## SUPPLIED ENTRIES
::::::::

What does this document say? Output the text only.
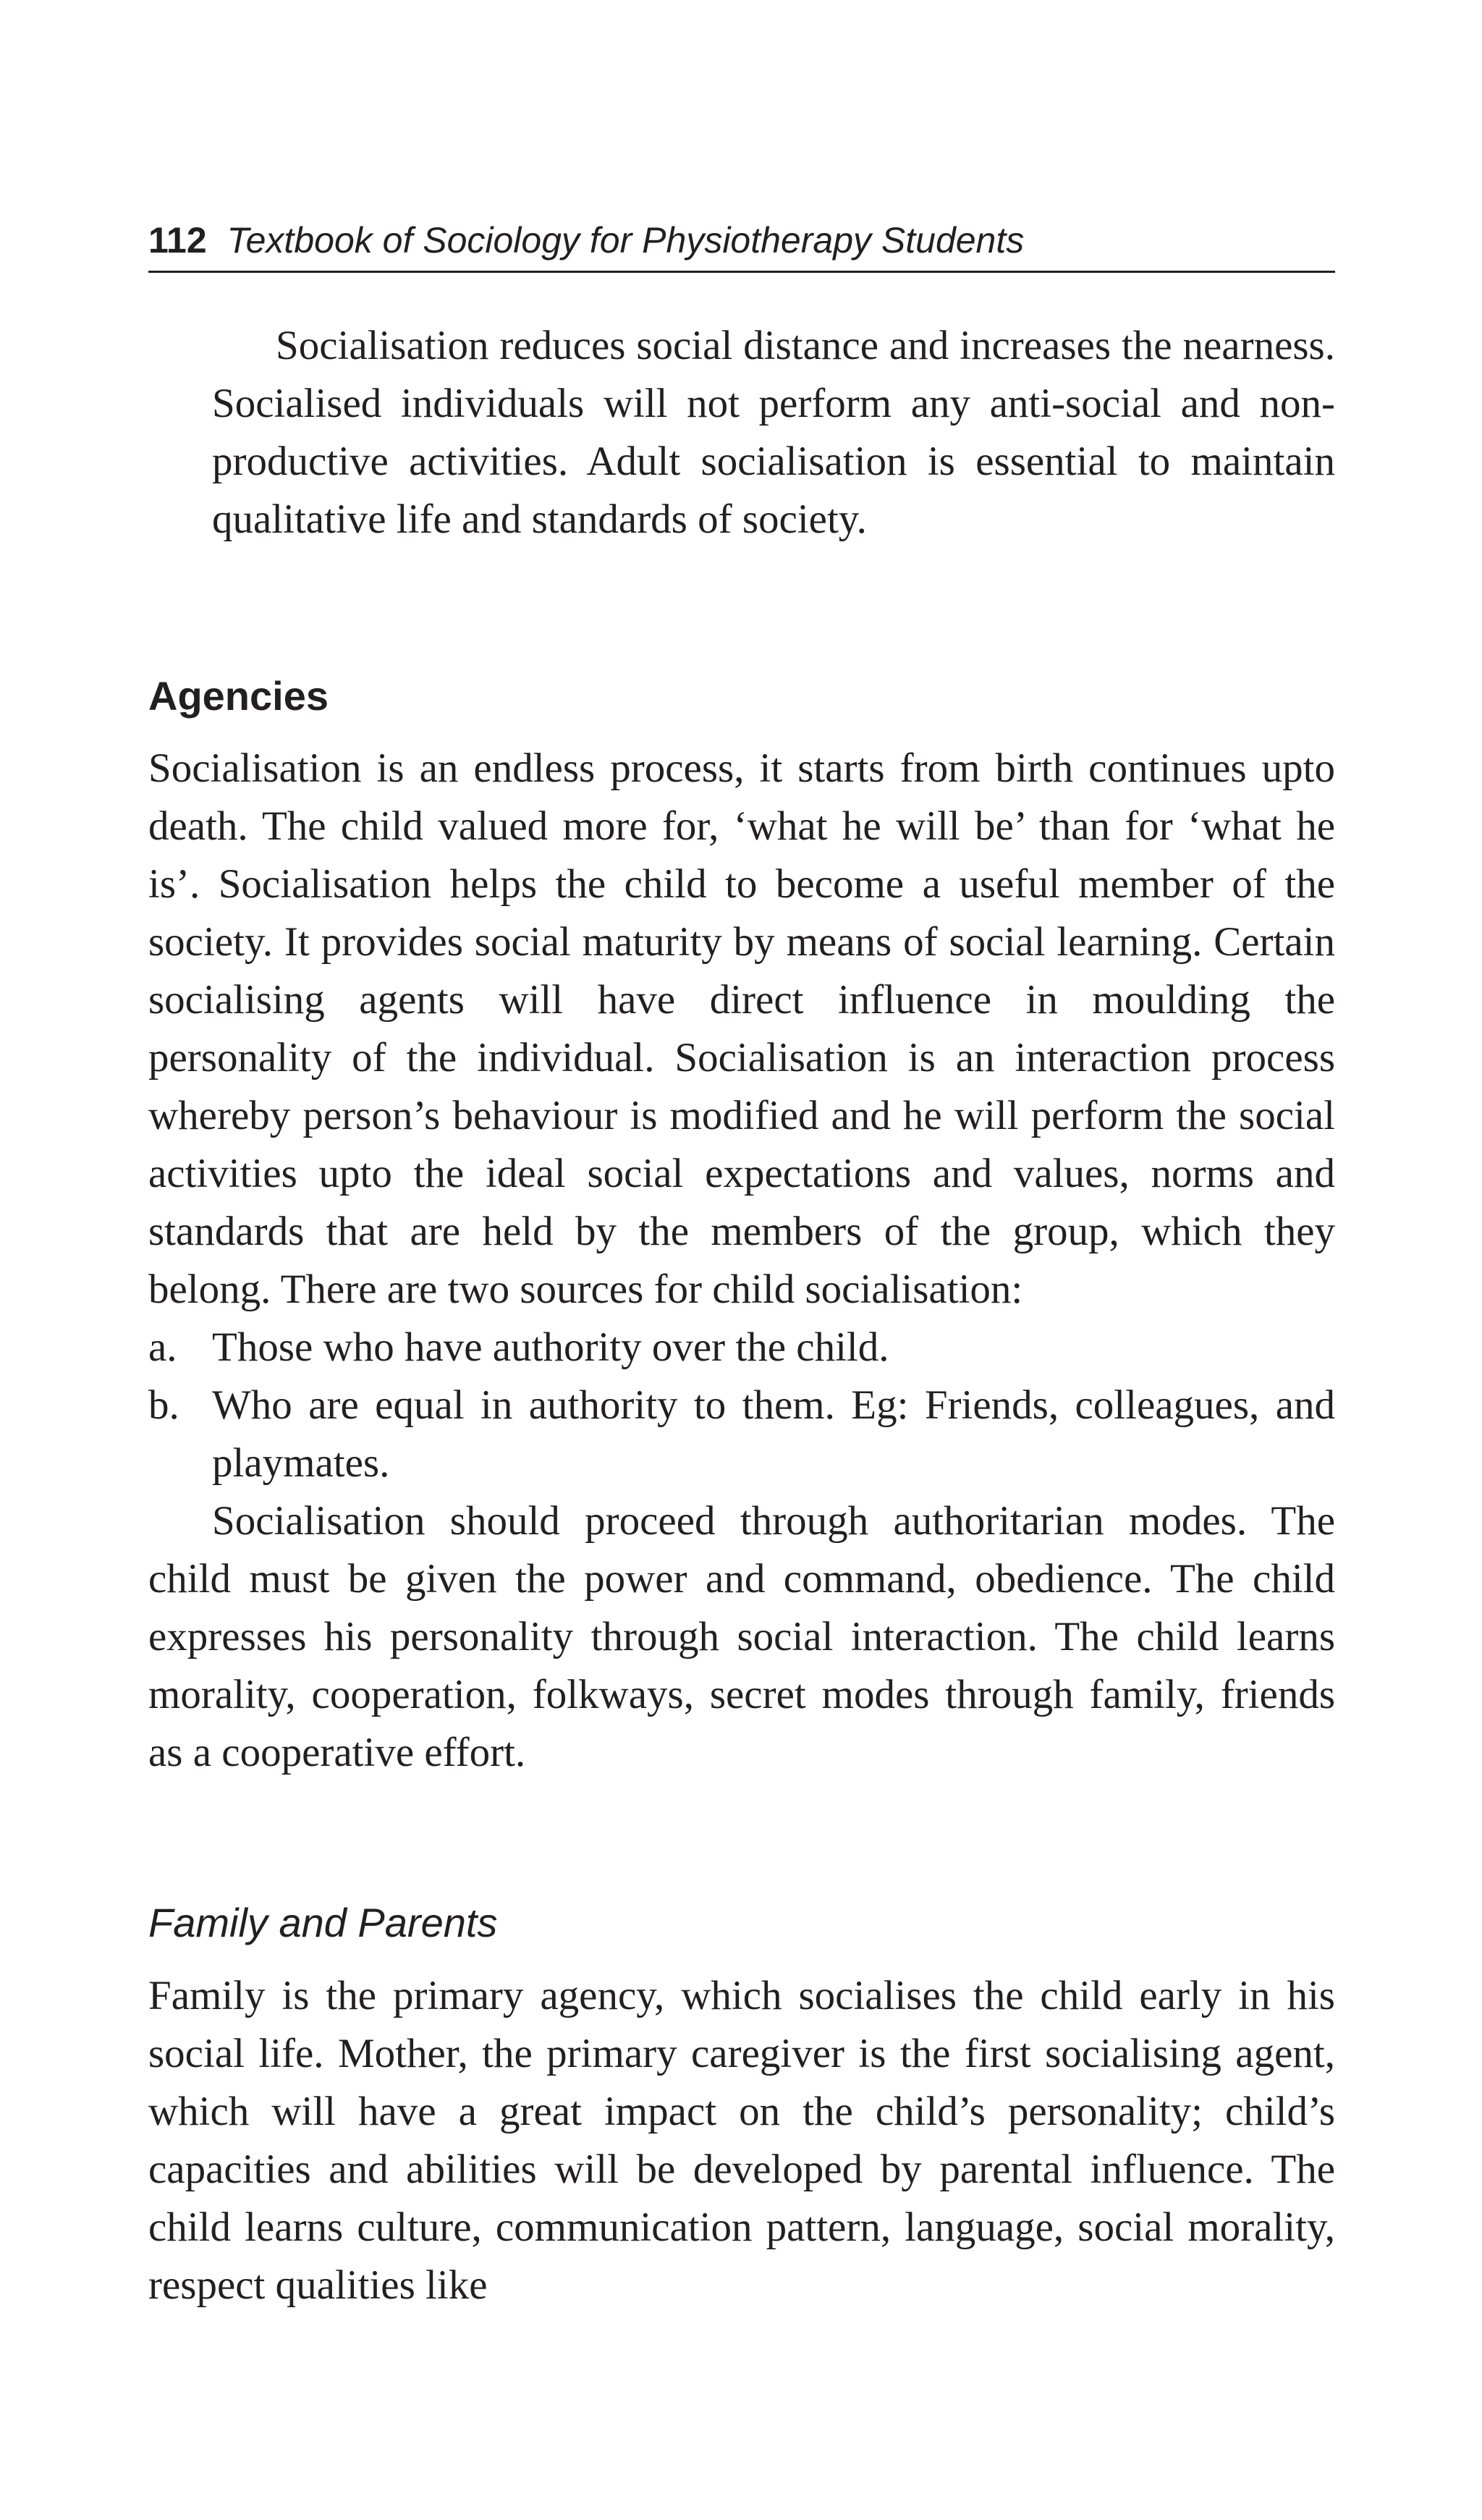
112 Textbook of Sociology for Physiotherapy Students

Socialisation reduces social distance and increases the nearness. Socialised individuals will not perform any anti-social and non-productive activities. Adult socialisation is essential to maintain qualitative life and standards of society.

Agencies

Socialisation is an endless process, it starts from birth continues upto death. The child valued more for, ‘what he will be’ than for ‘what he is’. Socialisation helps the child to become a useful member of the society. It provides social maturity by means of social learning. Certain socialising agents will have direct influence in moulding the personality of the individual. Socialisation is an interaction process whereby person’s behaviour is modified and he will perform the social activities upto the ideal social expectations and values, norms and standards that are held by the members of the group, which they belong. There are two sources for child socialisation:

a. Those who have authority over the child.

b. Who are equal in authority to them. Eg: Friends, colleagues, and playmates.

Socialisation should proceed through authoritarian modes. The child must be given the power and command, obedience. The child expresses his personality through social interaction. The child learns morality, cooperation, folkways, secret modes through family, friends as a cooperative effort.

Family and Parents

Family is the primary agency, which socialises the child early in his social life. Mother, the primary caregiver is the first socialising agent, which will have a great impact on the child’s personality; child’s capacities and abilities will be developed by parental influence. The child learns culture, communication pattern, language, social morality, respect qualities like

::::::::

## REQUIRED WORK
Omit any images, then output the listing exactly.

## WRITTEN SOLUTION
What does this document say? Output the text only.
112 Textbook of Sociology for Physiotherapy Students

Socialisation reduces social distance and increases the nearness. Socialised individuals will not perform any anti-social and non-productive activities. Adult socialisation is essential to maintain qualitative life and standards of society.

Agencies

Socialisation is an endless process, it starts from birth continues upto death. The child valued more for, ‘what he will be’ than for ‘what he is’. Socialisation helps the child to become a useful member of the society. It provides social maturity by means of social learning. Certain socialising agents will have direct influence in moulding the personality of the individual. Socialisation is an interaction process whereby person’s behaviour is modified and he will perform the social activities upto the ideal social expectations and values, norms and standards that are held by the members of the group, which they belong. There are two sources for child socialisation:

a. Those who have authority over the child.

b. Who are equal in authority to them. Eg: Friends, colleagues, and playmates.

Socialisation should proceed through authoritarian modes. The child must be given the power and command, obedience. The child expresses his personality through social interaction. The child learns morality, cooperation, folkways, secret modes through family, friends as a cooperative effort.

Family and Parents

Family is the primary agency, which socialises the child early in his social life. Mother, the primary caregiver is the first socialising agent, which will have a great impact on the child’s personality; child’s capacities and abilities will be developed by parental influence. The child learns culture, communication pattern, language, social morality, respect qualities like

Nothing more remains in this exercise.